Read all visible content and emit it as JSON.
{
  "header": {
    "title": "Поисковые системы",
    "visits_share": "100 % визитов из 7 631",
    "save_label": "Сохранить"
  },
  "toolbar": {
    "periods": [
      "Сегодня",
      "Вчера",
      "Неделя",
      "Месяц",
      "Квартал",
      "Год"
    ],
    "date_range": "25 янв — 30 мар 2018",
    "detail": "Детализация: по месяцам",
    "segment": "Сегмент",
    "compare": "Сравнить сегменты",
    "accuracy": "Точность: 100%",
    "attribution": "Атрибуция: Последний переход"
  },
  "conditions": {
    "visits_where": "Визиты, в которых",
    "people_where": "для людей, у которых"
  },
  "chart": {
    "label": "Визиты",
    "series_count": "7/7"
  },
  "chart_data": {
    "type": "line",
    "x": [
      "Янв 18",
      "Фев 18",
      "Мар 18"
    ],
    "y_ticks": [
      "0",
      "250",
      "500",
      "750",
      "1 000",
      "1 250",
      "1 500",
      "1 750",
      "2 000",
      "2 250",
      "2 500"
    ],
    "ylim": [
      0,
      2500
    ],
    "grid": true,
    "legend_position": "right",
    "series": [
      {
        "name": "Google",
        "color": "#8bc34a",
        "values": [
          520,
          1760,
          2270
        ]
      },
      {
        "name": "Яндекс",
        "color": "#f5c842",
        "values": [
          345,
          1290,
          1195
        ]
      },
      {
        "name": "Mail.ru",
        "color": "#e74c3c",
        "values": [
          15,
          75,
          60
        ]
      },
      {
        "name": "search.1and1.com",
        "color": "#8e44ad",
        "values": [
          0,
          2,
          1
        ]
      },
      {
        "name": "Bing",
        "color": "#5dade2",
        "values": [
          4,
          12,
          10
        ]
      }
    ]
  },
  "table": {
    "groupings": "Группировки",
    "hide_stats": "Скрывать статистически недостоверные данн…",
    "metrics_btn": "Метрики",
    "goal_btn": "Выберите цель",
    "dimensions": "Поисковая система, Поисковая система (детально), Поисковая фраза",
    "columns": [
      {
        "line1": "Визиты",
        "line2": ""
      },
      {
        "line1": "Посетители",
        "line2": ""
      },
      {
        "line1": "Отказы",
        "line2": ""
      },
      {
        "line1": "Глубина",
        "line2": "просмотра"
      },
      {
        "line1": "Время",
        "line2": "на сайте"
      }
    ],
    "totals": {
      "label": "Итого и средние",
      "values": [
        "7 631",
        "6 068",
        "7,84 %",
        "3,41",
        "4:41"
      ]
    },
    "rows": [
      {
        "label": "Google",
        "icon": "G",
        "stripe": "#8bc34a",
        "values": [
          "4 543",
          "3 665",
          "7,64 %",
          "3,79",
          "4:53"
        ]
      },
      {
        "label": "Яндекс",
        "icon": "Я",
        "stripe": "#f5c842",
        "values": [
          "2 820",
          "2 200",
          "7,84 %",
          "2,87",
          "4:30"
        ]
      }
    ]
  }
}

• **Exercise brief**:
Please output the entire listing exactly as it stands.

• **Worked solution**:
Read all visible content and emit it as JSON.
{
  "header": {
    "title": "Поисковые системы",
    "visits_share": "100 % визитов из 7 631",
    "save_label": "Сохранить"
  },
  "toolbar": {
    "periods": [
      "Сегодня",
      "Вчера",
      "Неделя",
      "Месяц",
      "Квартал",
      "Год"
    ],
    "date_range": "25 янв — 30 мар 2018",
    "detail": "Детализация: по месяцам",
    "segment": "Сегмент",
    "compare": "Сравнить сегменты",
    "accuracy": "Точность: 100%",
    "attribution": "Атрибуция: Последний переход"
  },
  "conditions": {
    "visits_where": "Визиты, в которых",
    "people_where": "для людей, у которых"
  },
  "chart": {
    "label": "Визиты",
    "series_count": "7/7"
  },
  "chart_data": {
    "type": "line",
    "x": [
      "Янв 18",
      "Фев 18",
      "Мар 18"
    ],
    "y_ticks": [
      "0",
      "250",
      "500",
      "750",
      "1 000",
      "1 250",
      "1 500",
      "1 750",
      "2 000",
      "2 250",
      "2 500"
    ],
    "ylim": [
      0,
      2500
    ],
    "grid": true,
    "legend_position": "right",
    "series": [
      {
        "name": "Google",
        "color": "#8bc34a",
        "values": [
          520,
          1760,
          2270
        ]
      },
      {
        "name": "Яндекс",
        "color": "#f5c842",
        "values": [
          345,
          1290,
          1195
        ]
      },
      {
        "name": "Mail.ru",
        "color": "#e74c3c",
        "values": [
          15,
          75,
          60
        ]
      },
      {
        "name": "search.1and1.com",
        "color": "#8e44ad",
        "values": [
          0,
          2,
          1
        ]
      },
      {
        "name": "Bing",
        "color": "#5dade2",
        "values": [
          4,
          12,
          10
        ]
      }
    ]
  },
  "table": {
    "groupings": "Группировки",
    "hide_stats": "Скрывать статистически недостоверные данн…",
    "metrics_btn": "Метрики",
    "goal_btn": "Выберите цель",
    "dimensions": "Поисковая система, Поисковая система (детально), Поисковая фраза",
    "columns": [
      {
        "line1": "Визиты",
        "line2": ""
      },
      {
        "line1": "Посетители",
        "line2": ""
      },
      {
        "line1": "Отказы",
        "line2": ""
      },
      {
        "line1": "Глубина",
        "line2": "просмотра"
      },
      {
        "line1": "Время",
        "line2": "на сайте"
      }
    ],
    "totals": {
      "label": "Итого и средние",
      "values": [
        "7 631",
        "6 068",
        "7,84 %",
        "3,41",
        "4:41"
      ]
    },
    "rows": [
      {
        "label": "Google",
        "icon": "G",
        "stripe": "#8bc34a",
        "values": [
          "4 543",
          "3 665",
          "7,64 %",
          "3,79",
          "4:53"
        ]
      },
      {
        "label": "Яндекс",
        "icon": "Я",
        "stripe": "#f5c842",
        "values": [
          "2 820",
          "2 200",
          "7,84 %",
          "2,87",
          "4:30"
        ]
      }
    ]
  }
}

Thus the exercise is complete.